Directions: Every line that contains the word "иных" should be copied out.

Collection entries:
============

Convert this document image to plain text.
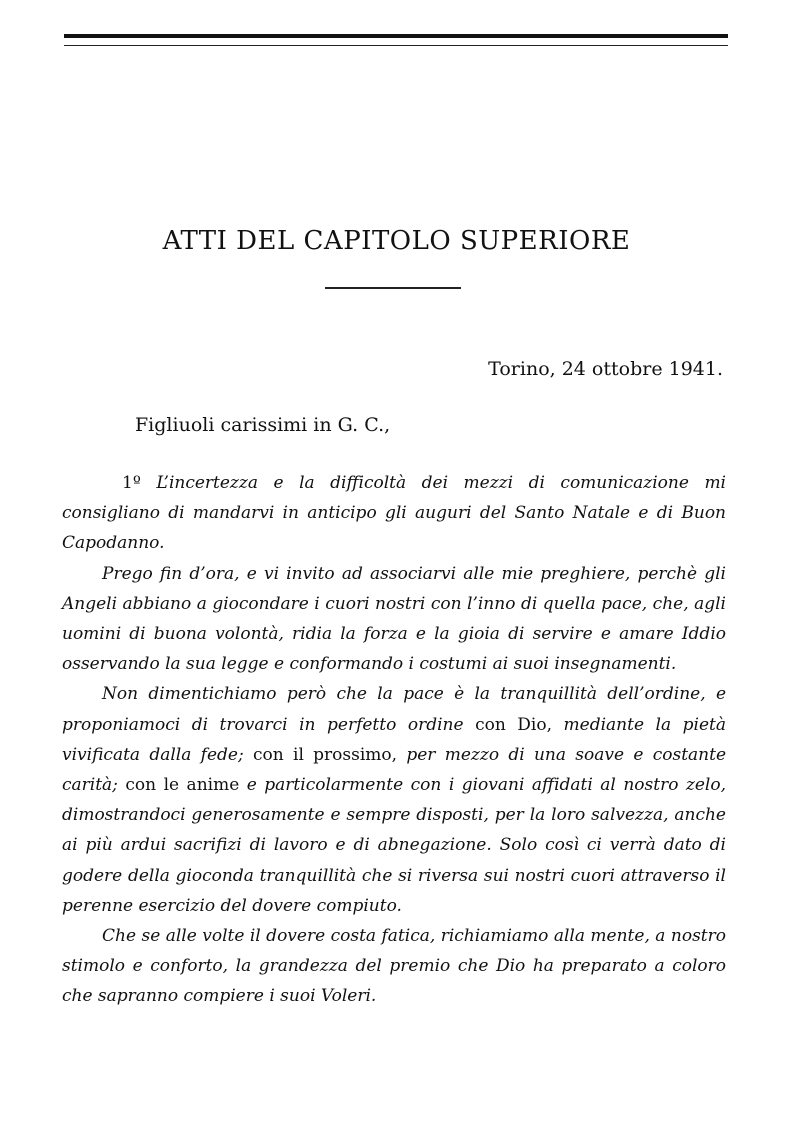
ATTI DEL CAPITOLO SUPERIORE
Torino, 24 ottobre 1941.
Figliuoli carissimi in G. C.,

1º L’incertezza e la difficoltà dei mezzi di comunicazione mi consigliano di mandarvi in anticipo gli auguri del Santo Natale e di Buon Capodanno.

Prego fin d’ora, e vi invito ad associarvi alle mie preghiere, perchè gli Angeli abbiano a giocondare i cuori nostri con l’inno di quella pace, che, agli uomini di buona volontà, ridia la forza e la gioia di servire e amare Iddio osservando la sua legge e conformando i costumi ai suoi insegnamenti.

Non dimentichiamo però che la pace è la tranquillità dell’ordine, e proponiamoci di trovarci in perfetto ordine con Dio, mediante la pietà vivificata dalla fede; con il prossimo, per mezzo di una soave e costante carità; con le anime e particolarmente con i giovani affidati al nostro zelo, dimostrandoci generosamente e sempre disposti, per la loro salvezza, anche ai più ardui sacrifizi di lavoro e di abnegazione. Solo così ci verrà dato di godere della gioconda tranquillità che si riversa sui nostri cuori attraverso il perenne esercizio del dovere compiuto.

Che se alle volte il dovere costa fatica, richiamiamo alla mente, a nostro stimolo e conforto, la grandezza del premio che Dio ha preparato a coloro che sapranno compiere i suoi Voleri.
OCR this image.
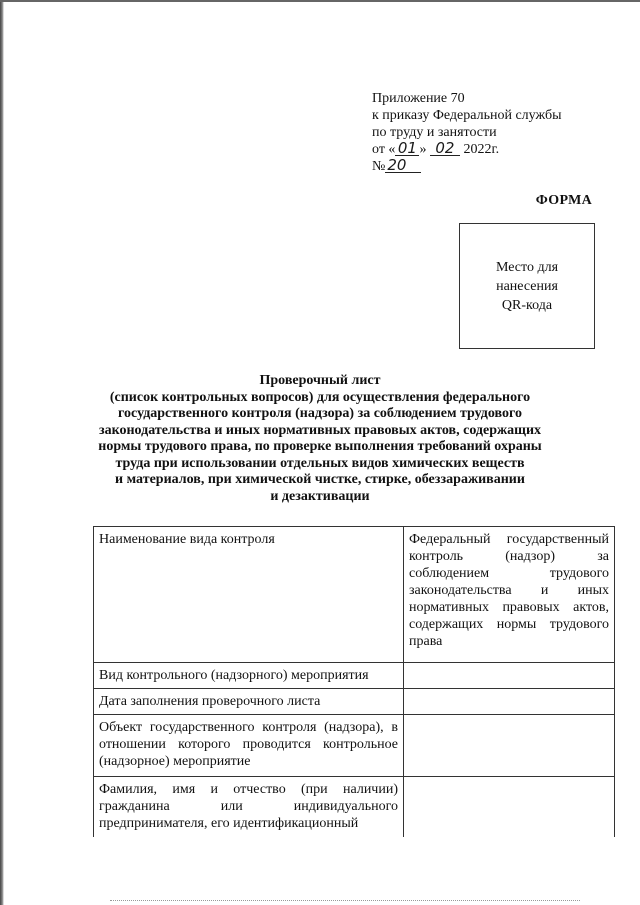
Приложение 70
к приказу Федеральной службы
по труду и занятости
от « 01 » 02 2022г.
№ 20
ФОРМА
Место для
нанесения
QR-кода
Проверочный лист
(список контрольных вопросов) для осуществления федерального
государственного контроля (надзора) за соблюдением трудового
законодательства и иных нормативных правовых актов, содержащих
нормы трудового права, по проверке выполнения требований охраны
труда при использовании отдельных видов химических веществ
и материалов, при химической чистке, стирке, обеззараживании
и дезактивации
Наименование вида контроля	Федеральный государственный контроль (надзор) за соблюдением трудового законодательства и иных нормативных правовых актов, содержащих нормы трудового права
Вид контрольного (надзорного) мероприятия	
Дата заполнения проверочного листа	
Объект государственного контроля (надзора), в отношении которого проводится контрольное (надзорное) мероприятие	
Фамилия, имя и отчество (при наличии) гражданина или индивидуального предпринимателя, его идентификационный	
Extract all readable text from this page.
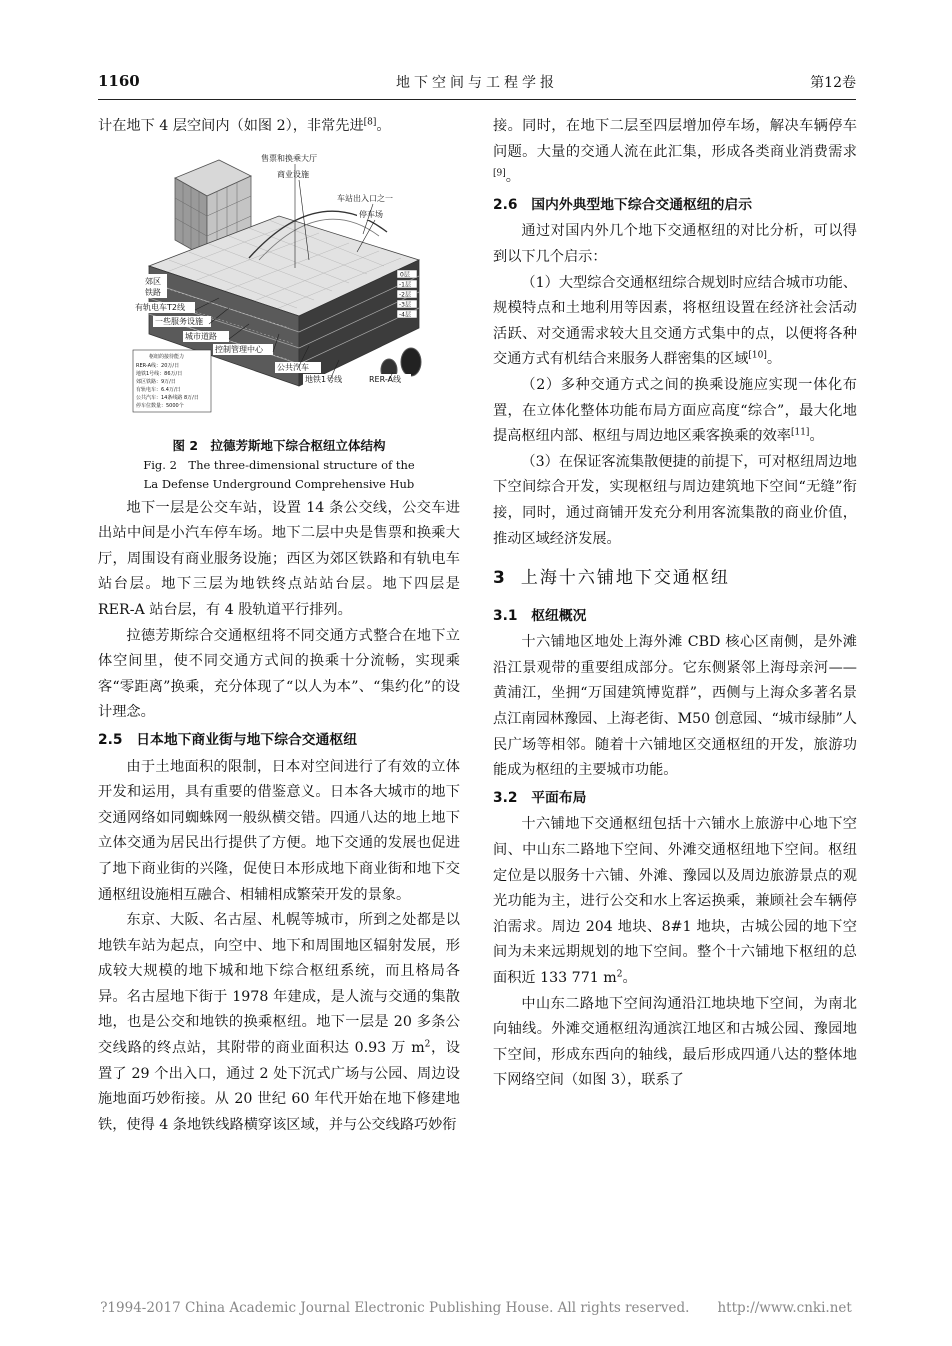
1160	地下空间与工程学报	第12卷

计在地下 4 层空间内（如图 2），非常先进[8]。

0层
-1层
-2层
-3层
-4层
售票和换乘大厅
商业设施
车站出入口之一
停车场
郊区
铁路
有轨电车T2线
一些服务设施
城市道路
控制管理中心
公共汽车
地铁1号线	RER-A线
枢纽的接待能力
RER-A线：20万/日
地铁1号线：86万/日
郊区铁路：9万/日
有轨电车：6.4万/日
公共汽车：14条线路 8万/日
停车位数量：5000个
图 2　拉德芳斯地下综合枢纽立体结构
Fig. 2　The three-dimensional structure of the
La Defense Underground Comprehensive Hub

地下一层是公交车站，设置 14 条公交线，公交车进出站中间是小汽车停车场。地下二层中央是售票和换乘大厅，周围设有商业服务设施；西区为郊区铁路和有轨电车站台层。地下三层为地铁终点站站台层。地下四层是 RER-A 站台层，有 4 股轨道平行排列。

拉德芳斯综合交通枢纽将不同交通方式整合在地下立体空间里，使不同交通方式间的换乘十分流畅，实现乘客“零距离”换乘，充分体现了“以人为本”、“集约化”的设计理念。

2.5　日本地下商业街与地下综合交通枢纽

由于土地面积的限制，日本对空间进行了有效的立体开发和运用，具有重要的借鉴意义。日本各大城市的地下交通网络如同蜘蛛网一般纵横交错。四通八达的地上地下立体交通为居民出行提供了方便。地下交通的发展也促进了地下商业街的兴隆，促使日本形成地下商业街和地下交通枢纽设施相互融合、相辅相成繁荣开发的景象。

东京、大阪、名古屋、札幌等城市，所到之处都是以地铁车站为起点，向空中、地下和周围地区辐射发展，形成较大规模的地下城和地下综合枢纽系统，而且格局各异。名古屋地下街于 1978 年建成，是人流与交通的集散地，也是公交和地铁的换乘枢纽。地下一层是 20 多条公交线路的终点站，其附带的商业面积达 0.93 万 $m^2$，设置了 29 个出入口，通过 2 处下沉式广场与公园、周边设施地面巧妙衔接。从 20 世纪 60 年代开始在地下修建地铁，使得 4 条地铁线路横穿该区域，并与公交线路巧妙衔

接。同时，在地下二层至四层增加停车场，解决车辆停车问题。大量的交通人流在此汇集，形成各类商业消费需求[9]。

2.6　国内外典型地下综合交通枢纽的启示

通过对国内外几个地下交通枢纽的对比分析，可以得到以下几个启示：

（1）大型综合交通枢纽综合规划时应结合城市功能、规模特点和土地利用等因素，将枢纽设置在经济社会活动活跃、对交通需求较大且交通方式集中的点，以便将各种交通方式有机结合来服务人群密集的区域[10]。

（2）多种交通方式之间的换乘设施应实现一体化布置，在立体化整体功能布局方面应高度“综合”，最大化地提高枢纽内部、枢纽与周边地区乘客换乘的效率[11]。

（3）在保证客流集散便捷的前提下，可对枢纽周边地下空间综合开发，实现枢纽与周边建筑地下空间“无缝”衔接，同时，通过商铺开发充分利用客流集散的商业价值，推动区域经济发展。

3 上海十六铺地下交通枢纽
3.1　枢纽概况

十六铺地区地处上海外滩 CBD 核心区南侧，是外滩沿江景观带的重要组成部分。它东侧紧邻上海母亲河——黄浦江，坐拥“万国建筑博览群”，西侧与上海众多著名景点江南园林豫园、上海老街、M50 创意园、“城市绿肺”人民广场等相邻。随着十六铺地区交通枢纽的开发，旅游功能成为枢纽的主要城市功能。

3.2　平面布局

十六铺地下交通枢纽包括十六铺水上旅游中心地下空间、中山东二路地下空间、外滩交通枢纽地下空间。枢纽定位是以服务十六铺、外滩、豫园以及周边旅游景点的观光功能为主，进行公交和水上客运换乘，兼顾社会车辆停泊需求。周边 204 地块、8#1 地块，古城公园的地下空间为未来远期规划的地下空间。整个十六铺地下枢纽的总面积近 133 771 $m^2$。

中山东二路地下空间沟通沿江地块地下空间，为南北向轴线。外滩交通枢纽沟通滨江地区和古城公园、豫园地下空间，形成东西向的轴线，最后形成四通八达的整体地下网络空间（如图 3），联系了

?1994-2017 China Academic Journal Electronic Publishing House. All rights reserved. http://www.cnki.net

============

Solution to the exercise:
законодательства и иных нормативных правовых актов, содержащих
Наименование вида контроля	Федеральный государственный контроль (надзор) за соблюдением трудового законодательства и иных нормативных правовых актов, содержащих нормы трудового права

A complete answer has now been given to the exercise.